** begin **

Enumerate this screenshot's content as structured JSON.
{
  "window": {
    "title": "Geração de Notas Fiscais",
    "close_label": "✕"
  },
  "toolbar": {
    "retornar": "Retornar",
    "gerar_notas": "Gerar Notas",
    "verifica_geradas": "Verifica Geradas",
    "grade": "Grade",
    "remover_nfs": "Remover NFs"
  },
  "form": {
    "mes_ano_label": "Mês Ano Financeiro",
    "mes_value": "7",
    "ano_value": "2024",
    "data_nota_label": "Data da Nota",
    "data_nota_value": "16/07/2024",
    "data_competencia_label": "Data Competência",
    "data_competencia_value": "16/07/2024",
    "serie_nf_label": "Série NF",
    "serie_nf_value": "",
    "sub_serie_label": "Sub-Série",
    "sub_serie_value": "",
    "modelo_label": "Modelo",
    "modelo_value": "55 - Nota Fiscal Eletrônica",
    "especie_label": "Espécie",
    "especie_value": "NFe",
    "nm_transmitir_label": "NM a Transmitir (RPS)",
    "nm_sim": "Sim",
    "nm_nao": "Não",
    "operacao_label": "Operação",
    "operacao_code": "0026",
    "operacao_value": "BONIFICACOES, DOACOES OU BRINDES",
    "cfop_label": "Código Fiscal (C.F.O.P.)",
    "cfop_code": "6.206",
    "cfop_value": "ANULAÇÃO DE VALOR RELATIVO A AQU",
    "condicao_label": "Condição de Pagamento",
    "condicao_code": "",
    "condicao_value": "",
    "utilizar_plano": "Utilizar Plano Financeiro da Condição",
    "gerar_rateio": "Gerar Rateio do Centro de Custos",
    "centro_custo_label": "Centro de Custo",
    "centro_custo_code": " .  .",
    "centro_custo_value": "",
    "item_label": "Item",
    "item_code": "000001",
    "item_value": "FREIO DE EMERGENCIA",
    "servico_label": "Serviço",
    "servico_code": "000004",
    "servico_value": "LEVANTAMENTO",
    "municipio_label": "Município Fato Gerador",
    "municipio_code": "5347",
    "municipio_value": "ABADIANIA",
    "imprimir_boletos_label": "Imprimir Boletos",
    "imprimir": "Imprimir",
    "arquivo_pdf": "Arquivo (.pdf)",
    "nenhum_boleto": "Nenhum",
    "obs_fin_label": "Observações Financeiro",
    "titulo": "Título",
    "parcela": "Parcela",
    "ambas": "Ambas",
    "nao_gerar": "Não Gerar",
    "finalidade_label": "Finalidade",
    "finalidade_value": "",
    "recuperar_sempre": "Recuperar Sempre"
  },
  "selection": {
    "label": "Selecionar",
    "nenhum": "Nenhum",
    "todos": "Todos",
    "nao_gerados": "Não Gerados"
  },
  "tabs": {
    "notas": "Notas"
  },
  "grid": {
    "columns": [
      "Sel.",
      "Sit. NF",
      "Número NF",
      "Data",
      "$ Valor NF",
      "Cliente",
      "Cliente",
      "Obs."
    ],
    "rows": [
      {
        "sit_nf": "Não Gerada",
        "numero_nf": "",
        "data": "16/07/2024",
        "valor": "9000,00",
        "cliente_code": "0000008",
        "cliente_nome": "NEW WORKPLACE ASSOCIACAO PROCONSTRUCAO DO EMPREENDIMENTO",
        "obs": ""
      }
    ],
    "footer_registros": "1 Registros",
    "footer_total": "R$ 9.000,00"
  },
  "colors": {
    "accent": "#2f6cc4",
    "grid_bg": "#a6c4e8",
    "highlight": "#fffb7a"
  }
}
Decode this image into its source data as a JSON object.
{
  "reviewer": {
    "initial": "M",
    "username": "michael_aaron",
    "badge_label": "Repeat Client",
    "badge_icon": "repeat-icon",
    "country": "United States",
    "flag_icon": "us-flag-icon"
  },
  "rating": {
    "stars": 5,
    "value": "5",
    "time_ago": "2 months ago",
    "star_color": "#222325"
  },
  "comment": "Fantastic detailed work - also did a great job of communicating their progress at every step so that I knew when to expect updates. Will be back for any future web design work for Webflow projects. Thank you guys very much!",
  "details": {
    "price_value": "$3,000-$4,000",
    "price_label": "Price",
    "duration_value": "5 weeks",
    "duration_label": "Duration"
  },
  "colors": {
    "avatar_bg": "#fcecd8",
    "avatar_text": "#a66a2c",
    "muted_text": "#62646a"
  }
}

** end **

▶ [PROBLEM DESCRIPTION]:
Copy every record above exactly as it appears.

▶ [THE SOLUTION]:
Enumerate this screenshot's content as structured JSON.
{
  "window": {
    "title": "Geração de Notas Fiscais",
    "close_label": "✕"
  },
  "toolbar": {
    "retornar": "Retornar",
    "gerar_notas": "Gerar Notas",
    "verifica_geradas": "Verifica Geradas",
    "grade": "Grade",
    "remover_nfs": "Remover NFs"
  },
  "form": {
    "mes_ano_label": "Mês Ano Financeiro",
    "mes_value": "7",
    "ano_value": "2024",
    "data_nota_label": "Data da Nota",
    "data_nota_value": "16/07/2024",
    "data_competencia_label": "Data Competência",
    "data_competencia_value": "16/07/2024",
    "serie_nf_label": "Série NF",
    "serie_nf_value": "",
    "sub_serie_label": "Sub-Série",
    "sub_serie_value": "",
    "modelo_label": "Modelo",
    "modelo_value": "55 - Nota Fiscal Eletrônica",
    "especie_label": "Espécie",
    "especie_value": "NFe",
    "nm_transmitir_label": "NM a Transmitir (RPS)",
    "nm_sim": "Sim",
    "nm_nao": "Não",
    "operacao_label": "Operação",
    "operacao_code": "0026",
    "operacao_value": "BONIFICACOES, DOACOES OU BRINDES",
    "cfop_label": "Código Fiscal (C.F.O.P.)",
    "cfop_code": "6.206",
    "cfop_value": "ANULAÇÃO DE VALOR RELATIVO A AQU",
    "condicao_label": "Condição de Pagamento",
    "condicao_code": "",
    "condicao_value": "",
    "utilizar_plano": "Utilizar Plano Financeiro da Condição",
    "gerar_rateio": "Gerar Rateio do Centro de Custos",
    "centro_custo_label": "Centro de Custo",
    "centro_custo_code": " .  .",
    "centro_custo_value": "",
    "item_label": "Item",
    "item_code": "000001",
    "item_value": "FREIO DE EMERGENCIA",
    "servico_label": "Serviço",
    "servico_code": "000004",
    "servico_value": "LEVANTAMENTO",
    "municipio_label": "Município Fato Gerador",
    "municipio_code": "5347",
    "municipio_value": "ABADIANIA",
    "imprimir_boletos_label": "Imprimir Boletos",
    "imprimir": "Imprimir",
    "arquivo_pdf": "Arquivo (.pdf)",
    "nenhum_boleto": "Nenhum",
    "obs_fin_label": "Observações Financeiro",
    "titulo": "Título",
    "parcela": "Parcela",
    "ambas": "Ambas",
    "nao_gerar": "Não Gerar",
    "finalidade_label": "Finalidade",
    "finalidade_value": "",
    "recuperar_sempre": "Recuperar Sempre"
  },
  "selection": {
    "label": "Selecionar",
    "nenhum": "Nenhum",
    "todos": "Todos",
    "nao_gerados": "Não Gerados"
  },
  "tabs": {
    "notas": "Notas"
  },
  "grid": {
    "columns": [
      "Sel.",
      "Sit. NF",
      "Número NF",
      "Data",
      "$ Valor NF",
      "Cliente",
      "Cliente",
      "Obs."
    ],
    "rows": [
      {
        "sit_nf": "Não Gerada",
        "numero_nf": "",
        "data": "16/07/2024",
        "valor": "9000,00",
        "cliente_code": "0000008",
        "cliente_nome": "NEW WORKPLACE ASSOCIACAO PROCONSTRUCAO DO EMPREENDIMENTO",
        "obs": ""
      }
    ],
    "footer_registros": "1 Registros",
    "footer_total": "R$ 9.000,00"
  },
  "colors": {
    "accent": "#2f6cc4",
    "grid_bg": "#a6c4e8",
    "highlight": "#fffb7a"
  }
}
Decode this image into its source data as a JSON object.
{
  "reviewer": {
    "initial": "M",
    "username": "michael_aaron",
    "badge_label": "Repeat Client",
    "badge_icon": "repeat-icon",
    "country": "United States",
    "flag_icon": "us-flag-icon"
  },
  "rating": {
    "stars": 5,
    "value": "5",
    "time_ago": "2 months ago",
    "star_color": "#222325"
  },
  "comment": "Fantastic detailed work - also did a great job of communicating their progress at every step so that I knew when to expect updates. Will be back for any future web design work for Webflow projects. Thank you guys very much!",
  "details": {
    "price_value": "$3,000-$4,000",
    "price_label": "Price",
    "duration_value": "5 weeks",
    "duration_label": "Duration"
  },
  "colors": {
    "avatar_bg": "#fcecd8",
    "avatar_text": "#a66a2c",
    "muted_text": "#62646a"
  }
}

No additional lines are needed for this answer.